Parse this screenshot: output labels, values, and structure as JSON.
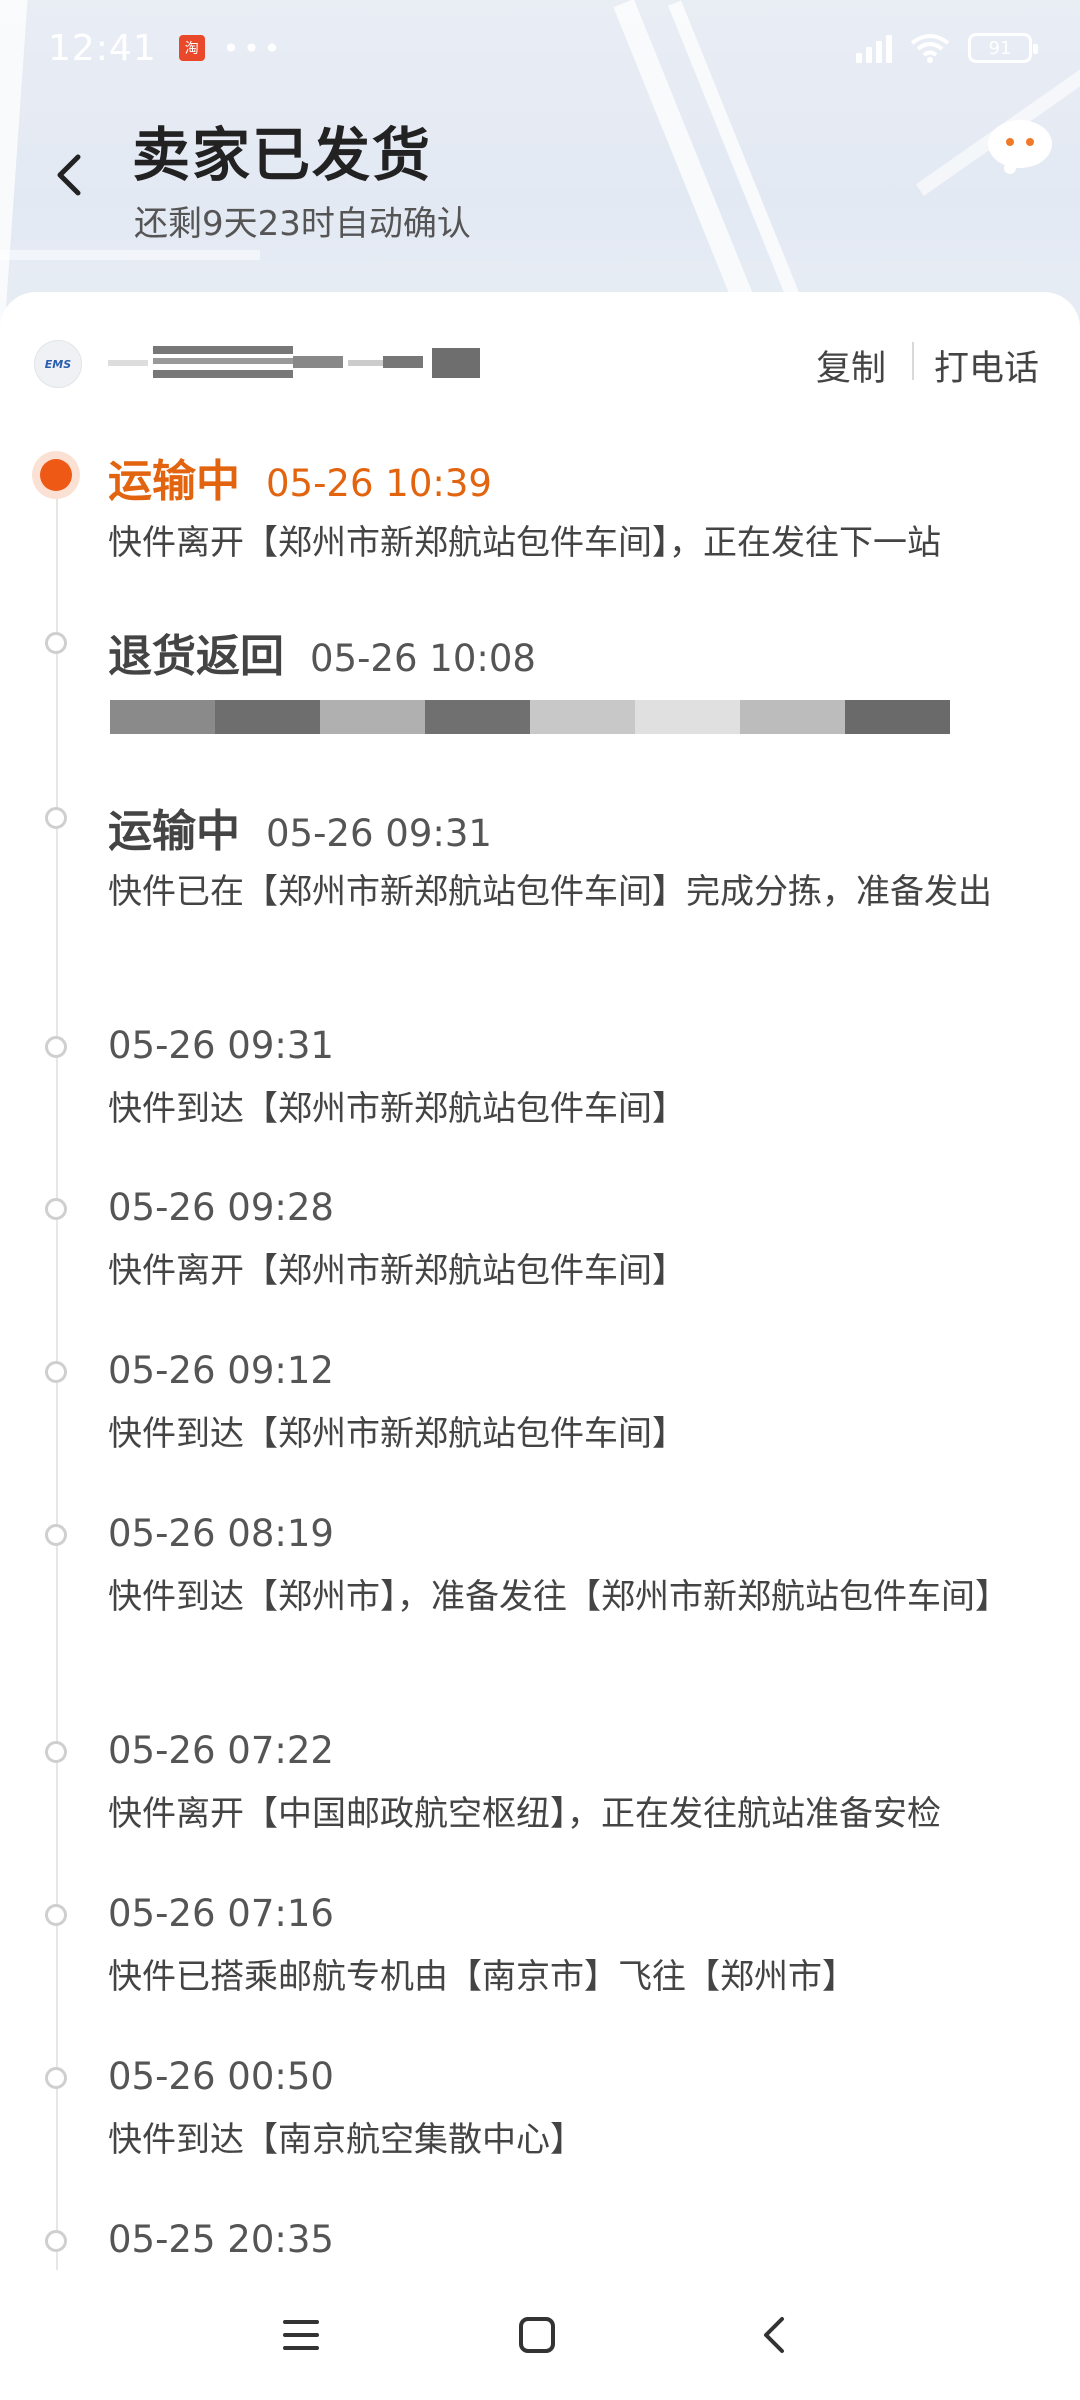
{
  "status_bar": {
    "time": "12:41",
    "app_chip": "淘",
    "dots": "•••",
    "battery": "91"
  },
  "header": {
    "title": "卖家已发货",
    "subtitle": "还剩9天23时自动确认"
  },
  "carrier": {
    "logo_text": "EMS",
    "copy_label": "复制",
    "call_label": "打电话"
  },
  "events": [
    {
      "status": "运输中",
      "time": "05-26 10:39",
      "desc": "快件离开【郑州市新郑航站包件车间】，正在发往下一站"
    },
    {
      "status": "退货返回",
      "time": "05-26 10:08",
      "desc": ""
    },
    {
      "status": "运输中",
      "time": "05-26 09:31",
      "desc": "快件已在【郑州市新郑航站包件车间】完成分拣，准备发出"
    },
    {
      "status": "",
      "time": "05-26 09:31",
      "desc": "快件到达【郑州市新郑航站包件车间】"
    },
    {
      "status": "",
      "time": "05-26 09:28",
      "desc": "快件离开【郑州市新郑航站包件车间】"
    },
    {
      "status": "",
      "time": "05-26 09:12",
      "desc": "快件到达【郑州市新郑航站包件车间】"
    },
    {
      "status": "",
      "time": "05-26 08:19",
      "desc": "快件到达【郑州市】，准备发往【郑州市新郑航站包件车间】"
    },
    {
      "status": "",
      "time": "05-26 07:22",
      "desc": "快件离开【中国邮政航空枢纽】，正在发往航站准备安检"
    },
    {
      "status": "",
      "time": "05-26 07:16",
      "desc": "快件已搭乘邮航专机由【南京市】飞往【郑州市】"
    },
    {
      "status": "",
      "time": "05-26 00:50",
      "desc": "快件到达【南京航空集散中心】"
    },
    {
      "status": "",
      "time": "05-25 20:35",
      "desc": ""
    }
  ],
  "colors": {
    "accent": "#ee5a16",
    "accent_text": "#e2640f",
    "dot_inactive": "#cfcfcf"
  },
  "icons": {
    "back": "chevron-left-icon",
    "chat": "chat-bubble-icon",
    "nav_menu": "menu-icon",
    "nav_home": "home-square-icon",
    "nav_back": "back-arrow-icon"
  }
}
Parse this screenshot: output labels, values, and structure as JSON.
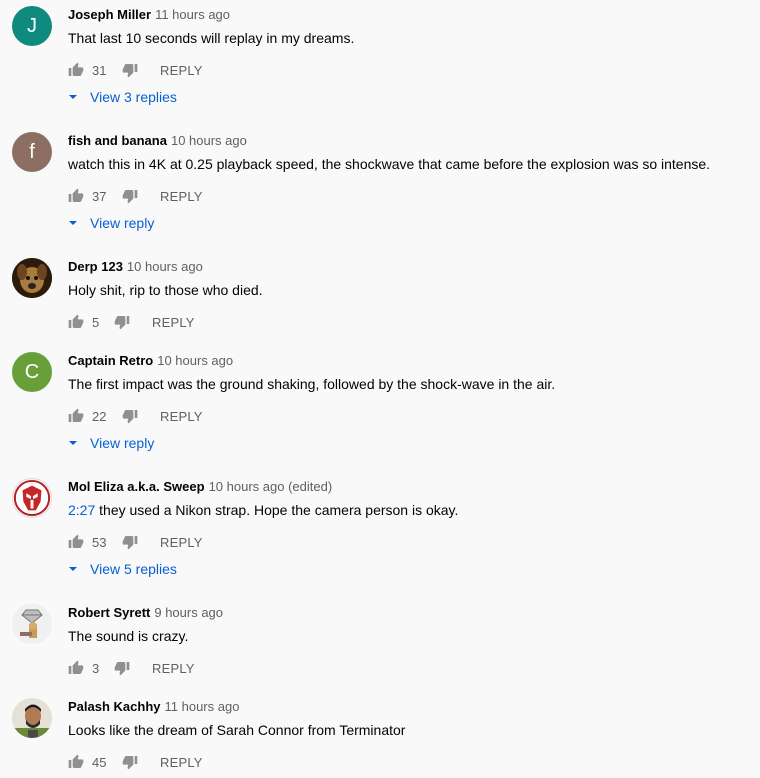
{
  "comments": [
    {
      "author": "Joseph Miller",
      "time": "11 hours ago",
      "text": "That last 10 seconds will replay in my dreams.",
      "likes": "31",
      "reply_label": "REPLY",
      "replies_label": "View 3 replies",
      "avatar_letter": "J",
      "avatar_color": "#0f8a7e"
    },
    {
      "author": "fish and banana",
      "time": "10 hours ago",
      "text": "watch this in 4K at 0.25 playback speed, the shockwave that came before the explosion was so intense.",
      "likes": "37",
      "reply_label": "REPLY",
      "replies_label": "View reply",
      "avatar_letter": "f",
      "avatar_color": "#8d6e63"
    },
    {
      "author": "Derp 123",
      "time": "10 hours ago",
      "text": "Holy shit, rip to those who died.",
      "likes": "5",
      "reply_label": "REPLY",
      "avatar_icon": "dog-photo-avatar"
    },
    {
      "author": "Captain Retro",
      "time": "10 hours ago",
      "text": "The first impact was the ground shaking, followed by the shock-wave in the air.",
      "likes": "22",
      "reply_label": "REPLY",
      "replies_label": "View reply",
      "avatar_letter": "C",
      "avatar_color": "#689f38"
    },
    {
      "author": "Mol Eliza a.k.a. Sweep",
      "time": "10 hours ago (edited)",
      "timestamp_link": "2:27",
      "text": "they used a Nikon strap. Hope the camera person is okay.",
      "likes": "53",
      "reply_label": "REPLY",
      "replies_label": "View 5 replies",
      "avatar_icon": "autobot-logo-avatar"
    },
    {
      "author": "Robert Syrett",
      "time": "9 hours ago",
      "text": "The sound is crazy.",
      "likes": "3",
      "reply_label": "REPLY",
      "avatar_icon": "cartoon-avatar"
    },
    {
      "author": "Palash Kachhy",
      "time": "11 hours ago",
      "text": "Looks like the dream of Sarah Connor from Terminator",
      "likes": "45",
      "reply_label": "REPLY",
      "avatar_icon": "person-photo-avatar"
    }
  ],
  "colors": {
    "background": "#f9f9f9",
    "link_blue": "#065fd4",
    "secondary_text": "#606060",
    "icon_gray": "#909090"
  }
}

◆ **YOUR GOAL**
Of the lines in the material above, state how many contain the string "person"; give no other text.

◆ **TASK RESULT**
2